Task goal:
Your task is to print all of the material verbatim.

Input data:
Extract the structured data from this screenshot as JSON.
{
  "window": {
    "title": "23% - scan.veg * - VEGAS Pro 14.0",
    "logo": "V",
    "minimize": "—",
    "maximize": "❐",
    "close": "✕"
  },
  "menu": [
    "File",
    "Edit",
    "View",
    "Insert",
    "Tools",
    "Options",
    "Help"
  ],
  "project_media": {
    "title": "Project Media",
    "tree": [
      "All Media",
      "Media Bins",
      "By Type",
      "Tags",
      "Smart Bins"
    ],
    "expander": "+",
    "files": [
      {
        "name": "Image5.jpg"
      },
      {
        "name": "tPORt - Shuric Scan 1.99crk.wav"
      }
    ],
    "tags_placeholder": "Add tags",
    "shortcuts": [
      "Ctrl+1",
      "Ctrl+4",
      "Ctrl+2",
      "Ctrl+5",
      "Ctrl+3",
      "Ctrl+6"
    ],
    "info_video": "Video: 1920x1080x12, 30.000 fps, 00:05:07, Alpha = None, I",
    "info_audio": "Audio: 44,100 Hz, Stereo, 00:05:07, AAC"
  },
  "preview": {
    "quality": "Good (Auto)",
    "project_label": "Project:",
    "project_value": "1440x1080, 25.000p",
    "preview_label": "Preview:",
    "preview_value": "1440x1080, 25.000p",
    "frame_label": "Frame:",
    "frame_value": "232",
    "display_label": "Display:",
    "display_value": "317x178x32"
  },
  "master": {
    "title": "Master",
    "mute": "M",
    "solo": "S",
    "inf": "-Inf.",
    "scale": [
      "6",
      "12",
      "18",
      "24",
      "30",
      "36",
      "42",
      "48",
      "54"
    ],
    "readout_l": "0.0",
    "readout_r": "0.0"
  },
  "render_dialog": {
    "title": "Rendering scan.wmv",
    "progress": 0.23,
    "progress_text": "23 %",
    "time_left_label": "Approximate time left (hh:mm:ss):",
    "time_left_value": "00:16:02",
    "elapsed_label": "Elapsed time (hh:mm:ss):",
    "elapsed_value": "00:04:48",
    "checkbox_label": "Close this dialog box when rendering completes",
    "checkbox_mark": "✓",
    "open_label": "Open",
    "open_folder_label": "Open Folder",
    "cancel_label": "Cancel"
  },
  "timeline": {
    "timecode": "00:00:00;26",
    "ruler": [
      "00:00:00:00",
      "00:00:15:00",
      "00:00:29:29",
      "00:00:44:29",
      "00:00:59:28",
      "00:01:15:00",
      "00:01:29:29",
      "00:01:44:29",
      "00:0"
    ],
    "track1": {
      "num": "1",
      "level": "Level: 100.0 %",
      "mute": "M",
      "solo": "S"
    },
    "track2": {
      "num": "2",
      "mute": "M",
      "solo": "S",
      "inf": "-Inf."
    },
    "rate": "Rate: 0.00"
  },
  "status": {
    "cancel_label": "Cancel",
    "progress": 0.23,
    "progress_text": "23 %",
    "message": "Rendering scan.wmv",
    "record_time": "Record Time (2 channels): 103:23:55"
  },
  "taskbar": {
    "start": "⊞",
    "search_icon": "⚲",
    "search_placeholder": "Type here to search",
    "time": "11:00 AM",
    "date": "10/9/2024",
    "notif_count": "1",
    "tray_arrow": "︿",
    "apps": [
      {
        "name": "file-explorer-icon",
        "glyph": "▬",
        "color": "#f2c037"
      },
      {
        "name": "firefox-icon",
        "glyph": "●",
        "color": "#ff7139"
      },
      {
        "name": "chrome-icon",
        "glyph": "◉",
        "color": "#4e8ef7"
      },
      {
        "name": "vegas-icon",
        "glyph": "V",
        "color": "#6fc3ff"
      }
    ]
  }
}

Complete answer:
Extract the structured data from this screenshot as JSON.
{
  "window": {
    "title": "23% - scan.veg * - VEGAS Pro 14.0",
    "logo": "V",
    "minimize": "—",
    "maximize": "❐",
    "close": "✕"
  },
  "menu": [
    "File",
    "Edit",
    "View",
    "Insert",
    "Tools",
    "Options",
    "Help"
  ],
  "project_media": {
    "title": "Project Media",
    "tree": [
      "All Media",
      "Media Bins",
      "By Type",
      "Tags",
      "Smart Bins"
    ],
    "expander": "+",
    "files": [
      {
        "name": "Image5.jpg"
      },
      {
        "name": "tPORt - Shuric Scan 1.99crk.wav"
      }
    ],
    "tags_placeholder": "Add tags",
    "shortcuts": [
      "Ctrl+1",
      "Ctrl+4",
      "Ctrl+2",
      "Ctrl+5",
      "Ctrl+3",
      "Ctrl+6"
    ],
    "info_video": "Video: 1920x1080x12, 30.000 fps, 00:05:07, Alpha = None, I",
    "info_audio": "Audio: 44,100 Hz, Stereo, 00:05:07, AAC"
  },
  "preview": {
    "quality": "Good (Auto)",
    "project_label": "Project:",
    "project_value": "1440x1080, 25.000p",
    "preview_label": "Preview:",
    "preview_value": "1440x1080, 25.000p",
    "frame_label": "Frame:",
    "frame_value": "232",
    "display_label": "Display:",
    "display_value": "317x178x32"
  },
  "master": {
    "title": "Master",
    "mute": "M",
    "solo": "S",
    "inf": "-Inf.",
    "scale": [
      "6",
      "12",
      "18",
      "24",
      "30",
      "36",
      "42",
      "48",
      "54"
    ],
    "readout_l": "0.0",
    "readout_r": "0.0"
  },
  "render_dialog": {
    "title": "Rendering scan.wmv",
    "progress": 0.23,
    "progress_text": "23 %",
    "time_left_label": "Approximate time left (hh:mm:ss):",
    "time_left_value": "00:16:02",
    "elapsed_label": "Elapsed time (hh:mm:ss):",
    "elapsed_value": "00:04:48",
    "checkbox_label": "Close this dialog box when rendering completes",
    "checkbox_mark": "✓",
    "open_label": "Open",
    "open_folder_label": "Open Folder",
    "cancel_label": "Cancel"
  },
  "timeline": {
    "timecode": "00:00:00;26",
    "ruler": [
      "00:00:00:00",
      "00:00:15:00",
      "00:00:29:29",
      "00:00:44:29",
      "00:00:59:28",
      "00:01:15:00",
      "00:01:29:29",
      "00:01:44:29",
      "00:0"
    ],
    "track1": {
      "num": "1",
      "level": "Level: 100.0 %",
      "mute": "M",
      "solo": "S"
    },
    "track2": {
      "num": "2",
      "mute": "M",
      "solo": "S",
      "inf": "-Inf."
    },
    "rate": "Rate: 0.00"
  },
  "status": {
    "cancel_label": "Cancel",
    "progress": 0.23,
    "progress_text": "23 %",
    "message": "Rendering scan.wmv",
    "record_time": "Record Time (2 channels): 103:23:55"
  },
  "taskbar": {
    "start": "⊞",
    "search_icon": "⚲",
    "search_placeholder": "Type here to search",
    "time": "11:00 AM",
    "date": "10/9/2024",
    "notif_count": "1",
    "tray_arrow": "︿",
    "apps": [
      {
        "name": "file-explorer-icon",
        "glyph": "▬",
        "color": "#f2c037"
      },
      {
        "name": "firefox-icon",
        "glyph": "●",
        "color": "#ff7139"
      },
      {
        "name": "chrome-icon",
        "glyph": "◉",
        "color": "#4e8ef7"
      },
      {
        "name": "vegas-icon",
        "glyph": "V",
        "color": "#6fc3ff"
      }
    ]
  }
}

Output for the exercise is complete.